>> begin Supplied data
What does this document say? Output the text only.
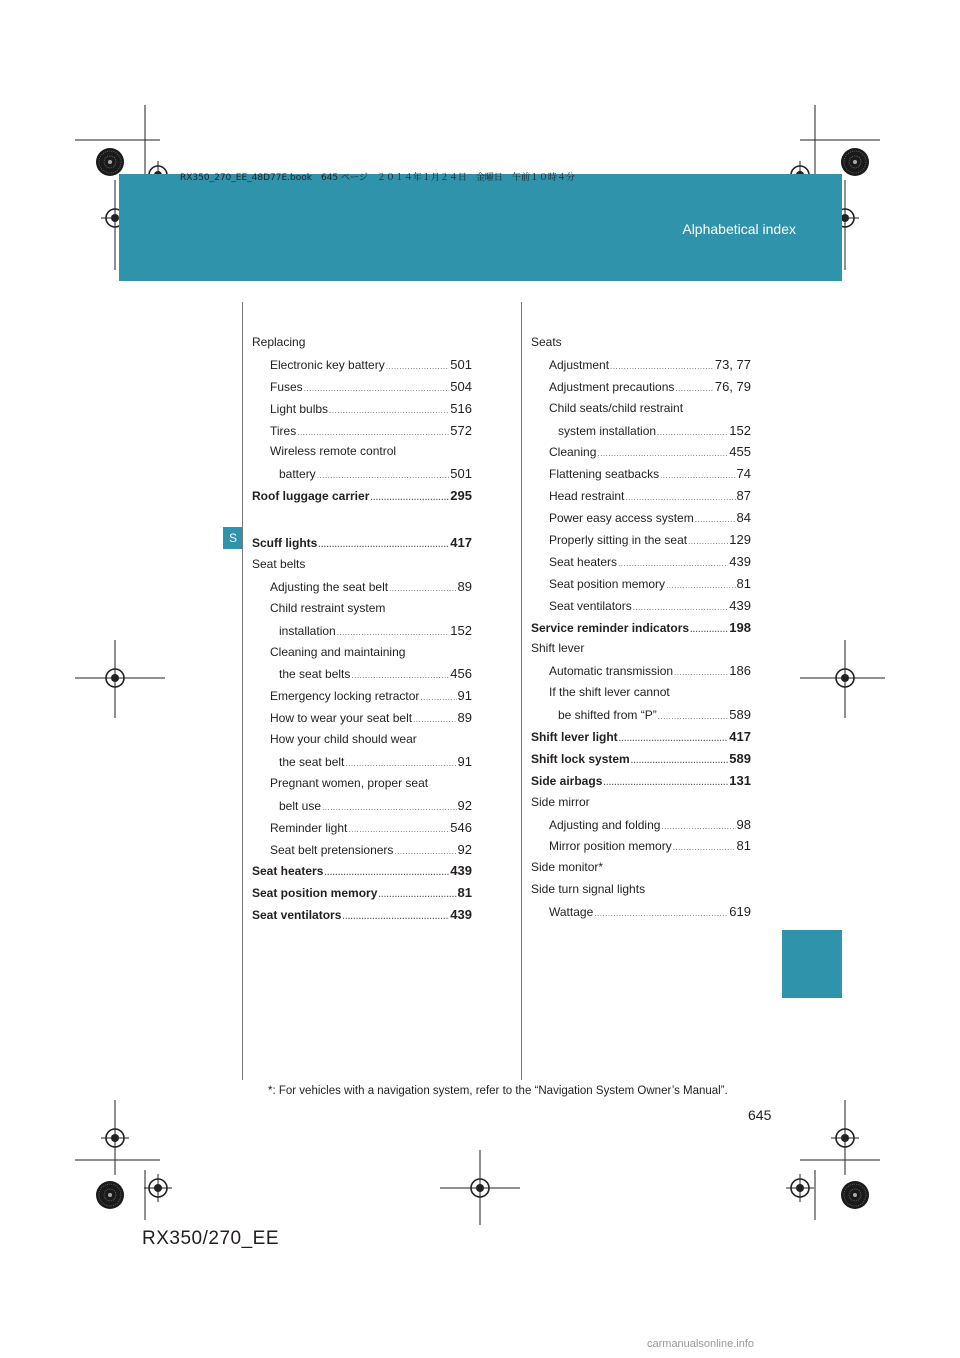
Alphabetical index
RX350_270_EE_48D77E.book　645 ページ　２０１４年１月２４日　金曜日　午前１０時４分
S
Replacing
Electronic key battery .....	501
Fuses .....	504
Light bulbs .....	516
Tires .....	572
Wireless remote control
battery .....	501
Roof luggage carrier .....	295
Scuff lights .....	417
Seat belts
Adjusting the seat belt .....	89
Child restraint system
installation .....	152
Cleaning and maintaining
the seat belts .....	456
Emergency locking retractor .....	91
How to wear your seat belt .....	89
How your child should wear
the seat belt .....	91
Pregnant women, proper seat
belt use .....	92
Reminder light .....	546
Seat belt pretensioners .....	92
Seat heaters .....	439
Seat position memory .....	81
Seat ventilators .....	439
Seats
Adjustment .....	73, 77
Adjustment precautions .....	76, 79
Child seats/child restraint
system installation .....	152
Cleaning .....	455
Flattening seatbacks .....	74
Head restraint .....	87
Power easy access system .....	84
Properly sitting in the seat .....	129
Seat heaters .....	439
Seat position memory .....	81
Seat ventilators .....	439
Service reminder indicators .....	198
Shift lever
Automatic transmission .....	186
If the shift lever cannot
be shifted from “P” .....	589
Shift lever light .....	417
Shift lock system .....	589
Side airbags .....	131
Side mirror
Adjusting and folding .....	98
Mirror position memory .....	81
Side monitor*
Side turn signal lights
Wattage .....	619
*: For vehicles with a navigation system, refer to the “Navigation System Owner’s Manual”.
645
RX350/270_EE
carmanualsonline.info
>> end Supplied data
Leave out the pictures and return every record word for word.

=== Task result ===
What does this document say? Output the text only.
Alphabetical index
RX350_270_EE_48D77E.book　645 ページ　２０１４年１月２４日　金曜日　午前１０時４分
S
Replacing
Electronic key battery .....	501
Fuses .....	504
Light bulbs .....	516
Tires .....	572
Wireless remote control
battery .....	501
Roof luggage carrier .....	295
Scuff lights .....	417
Seat belts
Adjusting the seat belt .....	89
Child restraint system
installation .....	152
Cleaning and maintaining
the seat belts .....	456
Emergency locking retractor .....	91
How to wear your seat belt .....	89
How your child should wear
the seat belt .....	91
Pregnant women, proper seat
belt use .....	92
Reminder light .....	546
Seat belt pretensioners .....	92
Seat heaters .....	439
Seat position memory .....	81
Seat ventilators .....	439
Seats
Adjustment .....	73, 77
Adjustment precautions .....	76, 79
Child seats/child restraint
system installation .....	152
Cleaning .....	455
Flattening seatbacks .....	74
Head restraint .....	87
Power easy access system .....	84
Properly sitting in the seat .....	129
Seat heaters .....	439
Seat position memory .....	81
Seat ventilators .....	439
Service reminder indicators .....	198
Shift lever
Automatic transmission .....	186
If the shift lever cannot
be shifted from “P” .....	589
Shift lever light .....	417
Shift lock system .....	589
Side airbags .....	131
Side mirror
Adjusting and folding .....	98
Mirror position memory .....	81
Side monitor*
Side turn signal lights
Wattage .....	619
*: For vehicles with a navigation system, refer to the “Navigation System Owner’s Manual”.
645
RX350/270_EE
carmanualsonline.info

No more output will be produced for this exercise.